RAW RECORDS:
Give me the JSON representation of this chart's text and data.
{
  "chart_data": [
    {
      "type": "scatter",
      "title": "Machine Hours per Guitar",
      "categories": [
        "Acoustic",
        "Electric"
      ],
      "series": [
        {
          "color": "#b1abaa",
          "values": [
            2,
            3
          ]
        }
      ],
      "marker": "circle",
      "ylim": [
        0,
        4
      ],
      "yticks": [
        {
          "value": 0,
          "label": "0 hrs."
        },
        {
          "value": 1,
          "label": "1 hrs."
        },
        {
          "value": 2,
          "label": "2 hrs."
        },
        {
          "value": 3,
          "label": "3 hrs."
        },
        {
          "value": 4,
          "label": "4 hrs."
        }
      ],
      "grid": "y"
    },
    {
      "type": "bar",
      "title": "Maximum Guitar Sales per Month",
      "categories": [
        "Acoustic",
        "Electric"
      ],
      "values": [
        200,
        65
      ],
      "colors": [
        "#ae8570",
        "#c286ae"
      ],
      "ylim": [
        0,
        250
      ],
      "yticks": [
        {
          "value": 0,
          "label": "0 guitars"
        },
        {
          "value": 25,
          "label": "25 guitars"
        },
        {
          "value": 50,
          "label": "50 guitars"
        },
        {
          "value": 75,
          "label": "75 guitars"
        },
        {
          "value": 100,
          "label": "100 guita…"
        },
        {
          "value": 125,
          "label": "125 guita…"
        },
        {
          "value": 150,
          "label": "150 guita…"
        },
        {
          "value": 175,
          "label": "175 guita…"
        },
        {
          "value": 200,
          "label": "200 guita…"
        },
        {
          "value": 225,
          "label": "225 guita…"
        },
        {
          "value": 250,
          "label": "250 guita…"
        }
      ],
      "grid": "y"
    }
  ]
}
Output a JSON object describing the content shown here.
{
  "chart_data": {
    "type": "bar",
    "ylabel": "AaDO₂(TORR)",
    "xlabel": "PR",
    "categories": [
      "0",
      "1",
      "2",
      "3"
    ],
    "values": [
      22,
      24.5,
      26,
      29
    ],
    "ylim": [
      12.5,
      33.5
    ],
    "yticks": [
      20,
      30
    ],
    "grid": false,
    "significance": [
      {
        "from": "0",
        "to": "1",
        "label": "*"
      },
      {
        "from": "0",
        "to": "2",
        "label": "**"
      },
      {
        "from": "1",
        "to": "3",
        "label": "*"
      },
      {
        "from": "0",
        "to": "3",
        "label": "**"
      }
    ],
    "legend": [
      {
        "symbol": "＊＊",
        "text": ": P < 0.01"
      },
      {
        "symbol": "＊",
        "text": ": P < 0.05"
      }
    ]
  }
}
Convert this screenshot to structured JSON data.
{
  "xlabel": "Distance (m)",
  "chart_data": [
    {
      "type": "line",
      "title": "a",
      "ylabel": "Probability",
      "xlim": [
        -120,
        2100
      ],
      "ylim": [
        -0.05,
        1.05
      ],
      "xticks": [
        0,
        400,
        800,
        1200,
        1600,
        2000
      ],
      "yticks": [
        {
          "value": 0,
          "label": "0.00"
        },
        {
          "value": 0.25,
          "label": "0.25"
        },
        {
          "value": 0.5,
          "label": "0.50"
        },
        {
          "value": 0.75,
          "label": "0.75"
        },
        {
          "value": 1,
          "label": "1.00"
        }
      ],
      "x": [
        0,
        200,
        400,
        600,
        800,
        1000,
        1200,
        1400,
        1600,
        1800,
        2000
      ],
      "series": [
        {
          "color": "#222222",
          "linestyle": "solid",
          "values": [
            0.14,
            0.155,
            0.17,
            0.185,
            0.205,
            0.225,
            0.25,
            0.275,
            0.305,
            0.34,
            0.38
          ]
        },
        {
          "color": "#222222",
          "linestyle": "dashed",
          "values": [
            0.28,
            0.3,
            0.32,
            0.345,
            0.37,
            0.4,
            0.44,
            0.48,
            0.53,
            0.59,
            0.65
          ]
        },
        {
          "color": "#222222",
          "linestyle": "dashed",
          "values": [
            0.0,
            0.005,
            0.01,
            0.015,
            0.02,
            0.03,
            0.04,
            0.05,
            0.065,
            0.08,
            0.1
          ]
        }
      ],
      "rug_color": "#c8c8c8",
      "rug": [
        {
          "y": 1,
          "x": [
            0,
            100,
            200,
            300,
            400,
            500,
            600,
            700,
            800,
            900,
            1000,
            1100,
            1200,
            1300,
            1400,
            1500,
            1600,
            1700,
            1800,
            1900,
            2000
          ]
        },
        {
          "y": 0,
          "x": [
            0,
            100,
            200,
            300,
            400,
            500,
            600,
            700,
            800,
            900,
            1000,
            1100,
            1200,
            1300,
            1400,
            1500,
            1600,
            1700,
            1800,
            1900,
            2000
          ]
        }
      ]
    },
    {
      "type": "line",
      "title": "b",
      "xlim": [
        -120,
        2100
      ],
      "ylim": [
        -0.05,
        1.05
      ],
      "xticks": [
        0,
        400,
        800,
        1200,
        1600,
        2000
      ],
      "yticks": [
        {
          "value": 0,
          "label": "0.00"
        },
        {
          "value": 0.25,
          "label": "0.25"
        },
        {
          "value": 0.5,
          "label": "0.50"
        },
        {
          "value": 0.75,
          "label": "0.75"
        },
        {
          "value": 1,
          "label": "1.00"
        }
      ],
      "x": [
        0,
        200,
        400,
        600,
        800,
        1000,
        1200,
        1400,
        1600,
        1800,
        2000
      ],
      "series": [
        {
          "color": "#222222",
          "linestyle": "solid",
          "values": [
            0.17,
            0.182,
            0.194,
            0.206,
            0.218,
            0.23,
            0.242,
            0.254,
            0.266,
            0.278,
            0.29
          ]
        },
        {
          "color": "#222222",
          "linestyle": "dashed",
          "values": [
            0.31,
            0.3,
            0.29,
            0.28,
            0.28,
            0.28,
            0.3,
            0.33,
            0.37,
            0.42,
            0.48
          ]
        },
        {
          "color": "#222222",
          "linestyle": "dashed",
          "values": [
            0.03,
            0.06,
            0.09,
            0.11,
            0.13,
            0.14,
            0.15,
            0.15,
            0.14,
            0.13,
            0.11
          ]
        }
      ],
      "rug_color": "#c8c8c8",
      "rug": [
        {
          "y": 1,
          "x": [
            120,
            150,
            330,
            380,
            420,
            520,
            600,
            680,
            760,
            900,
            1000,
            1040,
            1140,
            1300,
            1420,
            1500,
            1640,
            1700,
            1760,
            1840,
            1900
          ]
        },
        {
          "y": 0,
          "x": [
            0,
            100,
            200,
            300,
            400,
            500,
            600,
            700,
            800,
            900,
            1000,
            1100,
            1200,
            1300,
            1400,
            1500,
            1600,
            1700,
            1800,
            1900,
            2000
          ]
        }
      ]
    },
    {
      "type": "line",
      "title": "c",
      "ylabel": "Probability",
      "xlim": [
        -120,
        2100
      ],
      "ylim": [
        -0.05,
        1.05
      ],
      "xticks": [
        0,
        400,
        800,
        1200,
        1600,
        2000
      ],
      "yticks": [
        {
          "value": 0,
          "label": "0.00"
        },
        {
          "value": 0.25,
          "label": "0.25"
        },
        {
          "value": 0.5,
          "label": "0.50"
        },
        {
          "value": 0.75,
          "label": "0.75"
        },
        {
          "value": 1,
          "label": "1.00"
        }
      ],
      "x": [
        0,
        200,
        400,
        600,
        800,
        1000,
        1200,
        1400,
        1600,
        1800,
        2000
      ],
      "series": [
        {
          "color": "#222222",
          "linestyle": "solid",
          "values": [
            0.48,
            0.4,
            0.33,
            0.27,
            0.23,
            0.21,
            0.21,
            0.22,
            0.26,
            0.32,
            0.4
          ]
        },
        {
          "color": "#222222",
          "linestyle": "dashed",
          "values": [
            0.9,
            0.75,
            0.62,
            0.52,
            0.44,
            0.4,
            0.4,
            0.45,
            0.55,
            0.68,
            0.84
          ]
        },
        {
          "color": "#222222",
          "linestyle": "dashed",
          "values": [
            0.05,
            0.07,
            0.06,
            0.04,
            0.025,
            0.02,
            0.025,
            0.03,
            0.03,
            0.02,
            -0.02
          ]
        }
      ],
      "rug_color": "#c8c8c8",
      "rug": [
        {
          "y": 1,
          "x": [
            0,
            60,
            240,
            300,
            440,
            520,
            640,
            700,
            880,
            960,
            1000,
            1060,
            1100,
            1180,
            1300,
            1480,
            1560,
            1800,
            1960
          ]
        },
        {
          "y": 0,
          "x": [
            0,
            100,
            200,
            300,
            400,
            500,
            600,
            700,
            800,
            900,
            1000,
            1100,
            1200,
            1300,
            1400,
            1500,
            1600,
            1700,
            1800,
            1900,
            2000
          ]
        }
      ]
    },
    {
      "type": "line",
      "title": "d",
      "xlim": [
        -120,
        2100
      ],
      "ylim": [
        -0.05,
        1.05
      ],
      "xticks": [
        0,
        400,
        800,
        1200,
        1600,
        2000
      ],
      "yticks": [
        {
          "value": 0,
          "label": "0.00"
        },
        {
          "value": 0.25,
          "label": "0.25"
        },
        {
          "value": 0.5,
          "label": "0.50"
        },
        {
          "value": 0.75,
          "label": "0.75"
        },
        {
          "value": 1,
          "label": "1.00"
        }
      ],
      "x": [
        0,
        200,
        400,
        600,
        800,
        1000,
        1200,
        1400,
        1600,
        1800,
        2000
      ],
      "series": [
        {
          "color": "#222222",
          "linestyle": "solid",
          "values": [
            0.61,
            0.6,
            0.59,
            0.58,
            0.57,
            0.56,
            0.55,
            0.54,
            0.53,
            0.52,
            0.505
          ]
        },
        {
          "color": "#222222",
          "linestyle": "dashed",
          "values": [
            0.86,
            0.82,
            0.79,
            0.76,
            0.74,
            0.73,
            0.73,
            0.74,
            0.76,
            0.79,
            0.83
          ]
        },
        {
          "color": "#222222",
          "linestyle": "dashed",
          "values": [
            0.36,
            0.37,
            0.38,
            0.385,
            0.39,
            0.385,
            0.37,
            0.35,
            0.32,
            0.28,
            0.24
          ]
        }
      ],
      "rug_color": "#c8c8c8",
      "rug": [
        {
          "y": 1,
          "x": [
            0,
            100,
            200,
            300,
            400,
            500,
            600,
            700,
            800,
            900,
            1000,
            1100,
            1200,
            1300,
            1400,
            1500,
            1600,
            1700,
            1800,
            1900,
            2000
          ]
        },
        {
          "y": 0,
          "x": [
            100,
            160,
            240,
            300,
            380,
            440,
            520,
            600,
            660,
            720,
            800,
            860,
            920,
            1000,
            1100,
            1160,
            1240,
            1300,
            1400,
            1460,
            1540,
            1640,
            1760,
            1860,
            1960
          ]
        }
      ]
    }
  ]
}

GIVEN PROBLEM: In the listing, find all lines with the string "text" and copy them.

THE ANSWER:
Give me the JSON representation of this chart's text and data.
        "text": ": P < 0.01"
        "text": ": P < 0.05"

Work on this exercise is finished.